** Written task **
Extract the whole listing as it stands. Do not include the pictures.

===== Data for this task =====

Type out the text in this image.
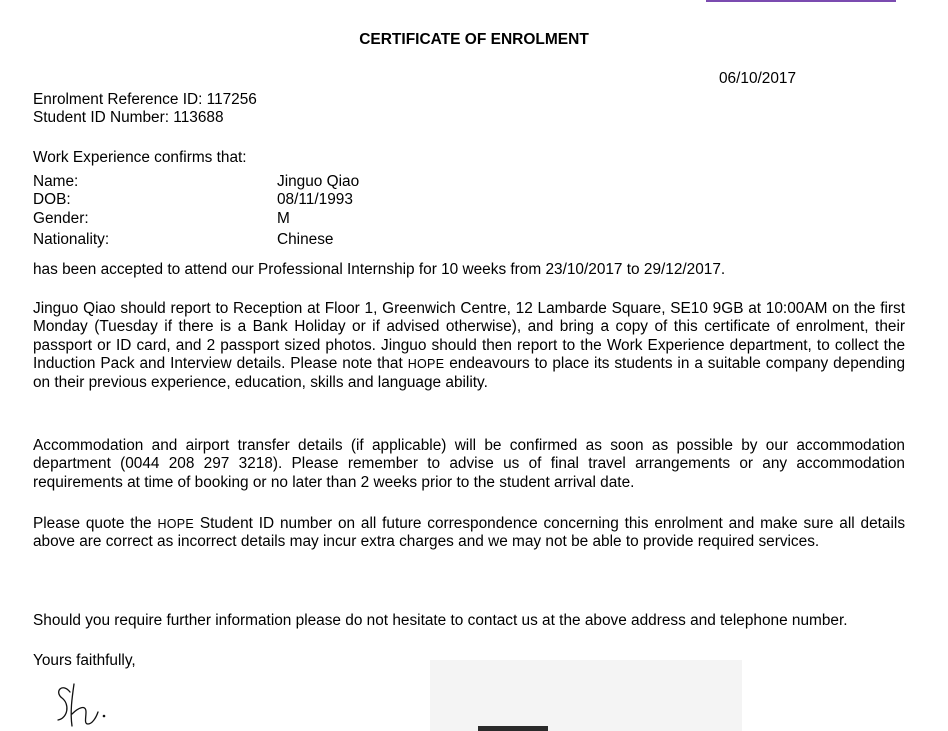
CERTIFICATE OF ENROLMENT
06/10/2017
Enrolment Reference ID: 117256
Student ID Number: 113688
Work Experience confirms that:
Name:	Jinguo Qiao
DOB:	08/11/1993
Gender:	M
Nationality:	Chinese
has been accepted to attend our Professional Internship for 10 weeks from 23/10/2017 to 29/12/2017.
Jinguo Qiao should report to Reception at Floor 1, Greenwich Centre, 12 Lambarde Square, SE10 9GB at 10:00AM on the first Monday (Tuesday if there is a Bank Holiday or if advised otherwise), and bring a copy of this certificate of enrolment, their passport or ID card, and 2 passport sized photos. Jinguo should then report to the Work Experience department, to collect the Induction Pack and Interview details. Please note that HOPE endeavours to place its students in a suitable company depending on their previous experience, education, skills and language ability.
Accommodation and airport transfer details (if applicable) will be confirmed as soon as possible by our accommodation department (0044 208 297 3218). Please remember to advise us of final travel arrangements or any accommodation requirements at time of booking or no later than 2 weeks prior to the student arrival date.
Please quote the HOPE Student ID number on all future correspondence concerning this enrolment and make sure all details above are correct as incorrect details may incur extra charges and we may not be able to provide required services.
Should you require further information please do not hesitate to contact us at the above address and telephone number.
Yours faithfully,
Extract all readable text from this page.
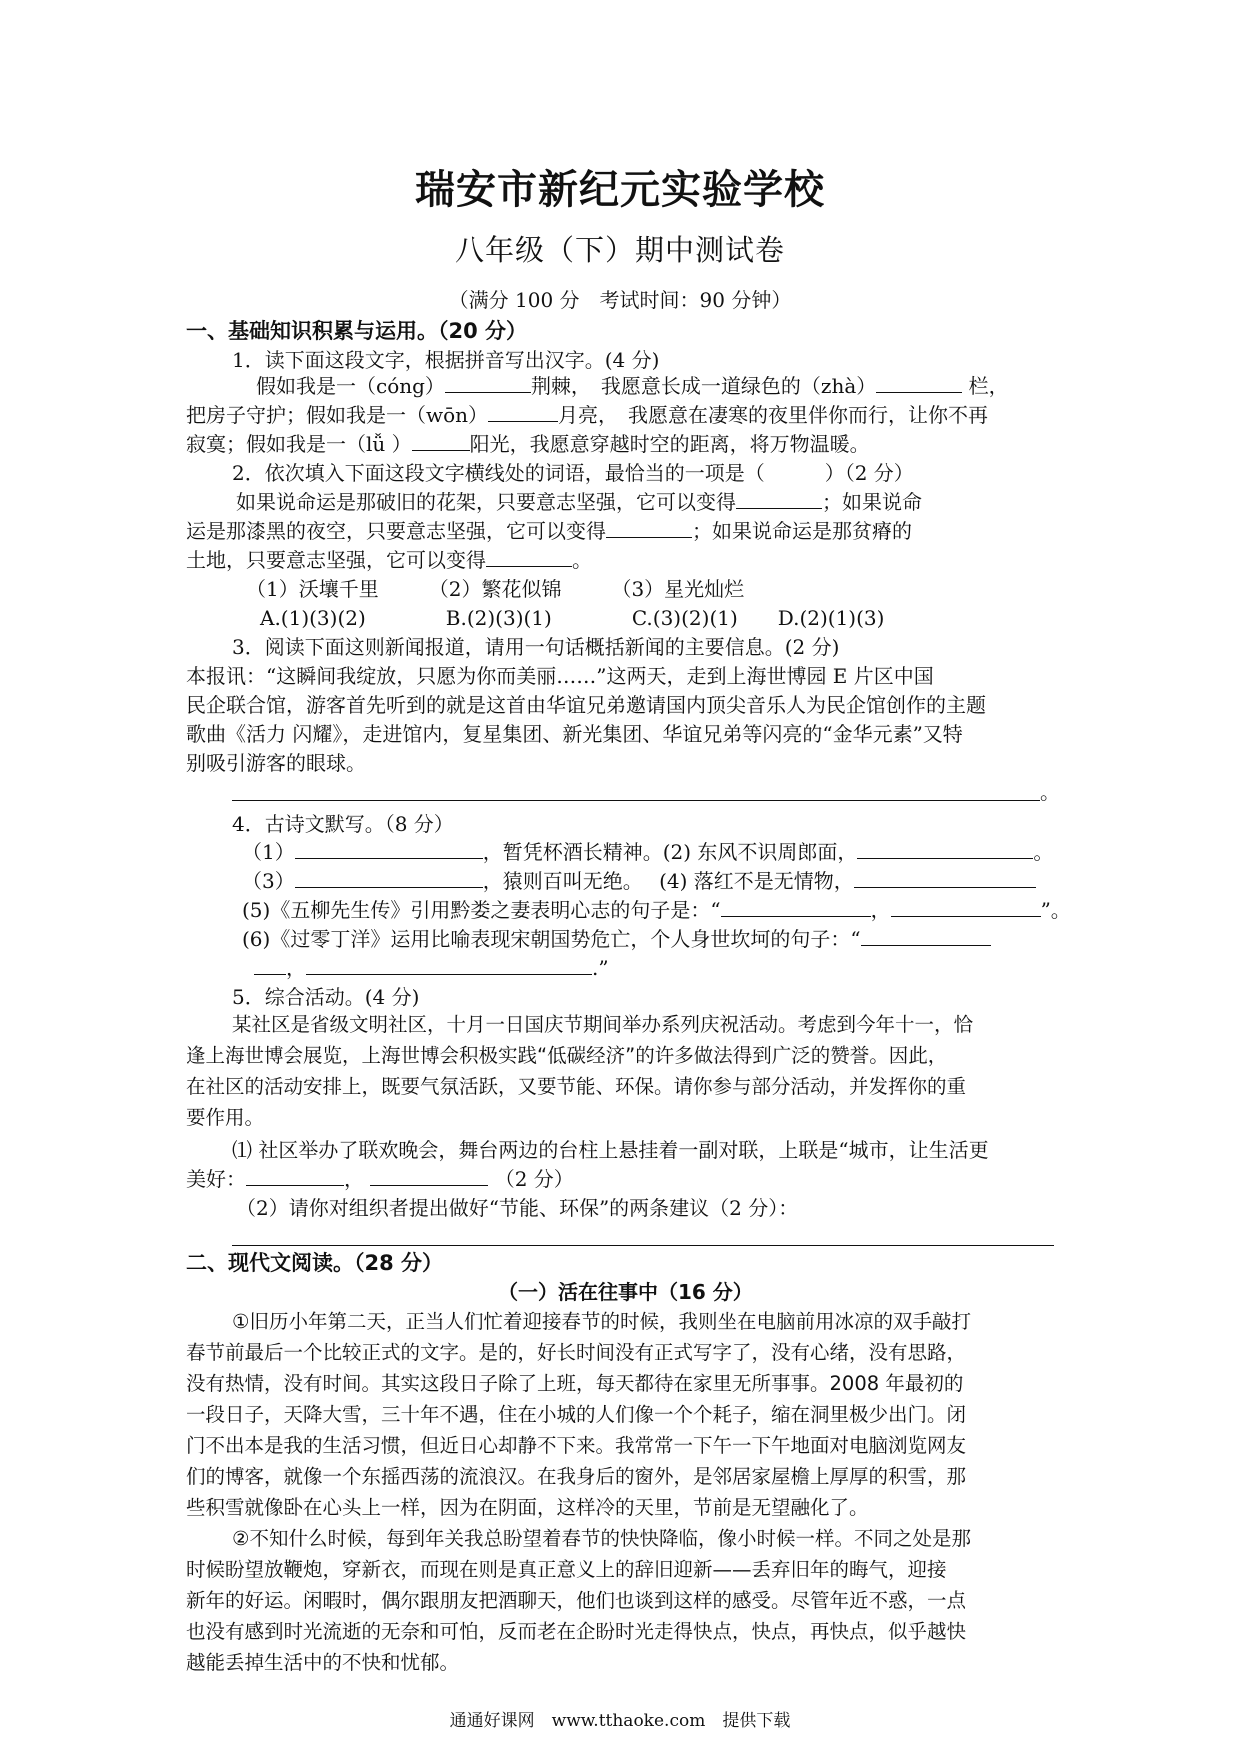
瑞安市新纪元实验学校
八年级（下）期中测试卷
（满分 100 分　考试时间：90 分钟）
一、基础知识积累与运用。（20 分）
1．读下面这段文字，根据拼音写出汉字。(4 分)
假如我是一（cóng）	荆棘，　我愿意长成一道绿色的（zhà）	栏，
把房子守护；假如我是一（wōn）	月亮，　我愿意在凄寒的夜里伴你而行，让你不再
寂寞；假如我是一（lǚ ）	阳光，我愿意穿越时空的距离，将万物温暖。
2．依次填入下面这段文字横线处的词语，最恰当的一项是（　　　）（2 分）
如果说命运是那破旧的花架，只要意志坚强，它可以变得	；如果说命
运是那漆黑的夜空，只要意志坚强，它可以变得	；如果说命运是那贫瘠的
土地，只要意志坚强，它可以变得	。
（1）沃壤千里　　　（2）繁花似锦　　　（3）星光灿烂
A.(1)(3)(2)　　　　B.(2)(3)(1)　　　　C.(3)(2)(1)　　D.(2)(1)(3)
3．阅读下面这则新闻报道，请用一句话概括新闻的主要信息。(2 分)
本报讯：“这瞬间我绽放，只愿为你而美丽……”这两天，走到上海世博园 E 片区中国
民企联合馆，游客首先听到的就是这首由华谊兄弟邀请国内顶尖音乐人为民企馆创作的主题
歌曲《活力 闪耀》，走进馆内，复星集团、新光集团、华谊兄弟等闪亮的“金华元素”又特
别吸引游客的眼球。
。
4．古诗文默写。（8 分）
（1）	，暂凭杯酒长精神。(2) 东风不识周郎面，	。
（3）	，猿则百叫无绝。　 (4) 落红不是无情物，
(5)《五柳先生传》引用黔娄之妻表明心志的句子是：“	，	”。
(6)《过零丁洋》运用比喻表现宋朝国势危亡，个人身世坎坷的句子：“
，	.”
5．综合活动。(4 分)
某社区是省级文明社区，十月一日国庆节期间举办系列庆祝活动。考虑到今年十一，恰
逢上海世博会展览，上海世博会积极实践“低碳经济”的许多做法得到广泛的赞誉。因此，
在社区的活动安排上，既要气氛活跃，又要节能、环保。请你参与部分活动，并发挥你的重
要作用。
⑴ 社区举办了联欢晚会，舞台两边的台柱上悬挂着一副对联，上联是“城市，让生活更
美好：	，	（2 分）
（2）请你对组织者提出做好“节能、环保”的两条建议（2 分）：
二、现代文阅读。（28 分）
（一）活在往事中（16 分）
①旧历小年第二天，正当人们忙着迎接春节的时候，我则坐在电脑前用冰凉的双手敲打
春节前最后一个比较正式的文字。是的，好长时间没有正式写字了，没有心绪，没有思路，
没有热情，没有时间。其实这段日子除了上班，每天都待在家里无所事事。2008 年最初的
一段日子，天降大雪，三十年不遇，住在小城的人们像一个个耗子，缩在洞里极少出门。闭
门不出本是我的生活习惯，但近日心却静不下来。我常常一下午一下午地面对电脑浏览网友
们的博客，就像一个东摇西荡的流浪汉。在我身后的窗外，是邻居家屋檐上厚厚的积雪，那
些积雪就像卧在心头上一样，因为在阴面，这样冷的天里，节前是无望融化了。
②不知什么时候，每到年关我总盼望着春节的快快降临，像小时候一样。不同之处是那
时候盼望放鞭炮，穿新衣，而现在则是真正意义上的辞旧迎新——丢弃旧年的晦气，迎接
新年的好运。闲暇时，偶尔跟朋友把酒聊天，他们也谈到这样的感受。尽管年近不惑，一点
也没有感到时光流逝的无奈和可怕，反而老在企盼时光走得快点，快点，再快点，似乎越快
越能丢掉生活中的不快和忧郁。
通通好课网　www.tthaoke.com　提供下载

=====

** Exercise output **
Type out the text in this image.
CERTIFICATE OF ENROLMENT
06/10/2017
Enrolment Reference ID: 117256
Student ID Number: 113688
Work Experience confirms that:
Name:	Jinguo Qiao
DOB:	08/11/1993
Gender:	M
Nationality:	Chinese
has been accepted to attend our Professional Internship for 10 weeks from 23/10/2017 to 29/12/2017.
Jinguo Qiao should report to Reception at Floor 1, Greenwich Centre, 12 Lambarde Square, SE10 9GB at 10:00AM on the first Monday (Tuesday if there is a Bank Holiday or if advised otherwise), and bring a copy of this certificate of enrolment, their passport or ID card, and 2 passport sized photos. Jinguo should then report to the Work Experience department, to collect the Induction Pack and Interview details. Please note that HOPE endeavours to place its students in a suitable company depending on their previous experience, education, skills and language ability.
Accommodation and airport transfer details (if applicable) will be confirmed as soon as possible by our accommodation department (0044 208 297 3218). Please remember to advise us of final travel arrangements or any accommodation requirements at time of booking or no later than 2 weeks prior to the student arrival date.
Please quote the HOPE Student ID number on all future correspondence concerning this enrolment and make sure all details above are correct as incorrect details may incur extra charges and we may not be able to provide required services.
Should you require further information please do not hesitate to contact us at the above address and telephone number.
Yours faithfully,
Extract all readable text from this page.
瑞安市新纪元实验学校
八年级（下）期中测试卷
（满分 100 分　考试时间：90 分钟）
一、基础知识积累与运用。（20 分）
1．读下面这段文字，根据拼音写出汉字。(4 分)
假如我是一（cóng）	荆棘，　我愿意长成一道绿色的（zhà）	栏，
把房子守护；假如我是一（wōn）	月亮，　我愿意在凄寒的夜里伴你而行，让你不再
寂寞；假如我是一（lǚ ）	阳光，我愿意穿越时空的距离，将万物温暖。
2．依次填入下面这段文字横线处的词语，最恰当的一项是（　　　）（2 分）
如果说命运是那破旧的花架，只要意志坚强，它可以变得	；如果说命
运是那漆黑的夜空，只要意志坚强，它可以变得	；如果说命运是那贫瘠的
土地，只要意志坚强，它可以变得	。
（1）沃壤千里　　　（2）繁花似锦　　　（3）星光灿烂
A.(1)(3)(2)　　　　B.(2)(3)(1)　　　　C.(3)(2)(1)　　D.(2)(1)(3)
3．阅读下面这则新闻报道，请用一句话概括新闻的主要信息。(2 分)
本报讯：“这瞬间我绽放，只愿为你而美丽……”这两天，走到上海世博园 E 片区中国
民企联合馆，游客首先听到的就是这首由华谊兄弟邀请国内顶尖音乐人为民企馆创作的主题
歌曲《活力 闪耀》，走进馆内，复星集团、新光集团、华谊兄弟等闪亮的“金华元素”又特
别吸引游客的眼球。
。
4．古诗文默写。（8 分）
（1）	，暂凭杯酒长精神。(2) 东风不识周郎面，	。
（3）	，猿则百叫无绝。　 (4) 落红不是无情物，
(5)《五柳先生传》引用黔娄之妻表明心志的句子是：“	，	”。
(6)《过零丁洋》运用比喻表现宋朝国势危亡，个人身世坎坷的句子：“
，	.”
5．综合活动。(4 分)
某社区是省级文明社区，十月一日国庆节期间举办系列庆祝活动。考虑到今年十一，恰
逢上海世博会展览，上海世博会积极实践“低碳经济”的许多做法得到广泛的赞誉。因此，
在社区的活动安排上，既要气氛活跃，又要节能、环保。请你参与部分活动，并发挥你的重
要作用。
⑴ 社区举办了联欢晚会，舞台两边的台柱上悬挂着一副对联，上联是“城市，让生活更
美好：	，	（2 分）
（2）请你对组织者提出做好“节能、环保”的两条建议（2 分）：
二、现代文阅读。（28 分）
（一）活在往事中（16 分）
①旧历小年第二天，正当人们忙着迎接春节的时候，我则坐在电脑前用冰凉的双手敲打
春节前最后一个比较正式的文字。是的，好长时间没有正式写字了，没有心绪，没有思路，
没有热情，没有时间。其实这段日子除了上班，每天都待在家里无所事事。2008 年最初的
一段日子，天降大雪，三十年不遇，住在小城的人们像一个个耗子，缩在洞里极少出门。闭
门不出本是我的生活习惯，但近日心却静不下来。我常常一下午一下午地面对电脑浏览网友
们的博客，就像一个东摇西荡的流浪汉。在我身后的窗外，是邻居家屋檐上厚厚的积雪，那
些积雪就像卧在心头上一样，因为在阴面，这样冷的天里，节前是无望融化了。
②不知什么时候，每到年关我总盼望着春节的快快降临，像小时候一样。不同之处是那
时候盼望放鞭炮，穿新衣，而现在则是真正意义上的辞旧迎新——丢弃旧年的晦气，迎接
新年的好运。闲暇时，偶尔跟朋友把酒聊天，他们也谈到这样的感受。尽管年近不惑，一点
也没有感到时光流逝的无奈和可怕，反而老在企盼时光走得快点，快点，再快点，似乎越快
越能丢掉生活中的不快和忧郁。
通通好课网　www.tthaoke.com　提供下载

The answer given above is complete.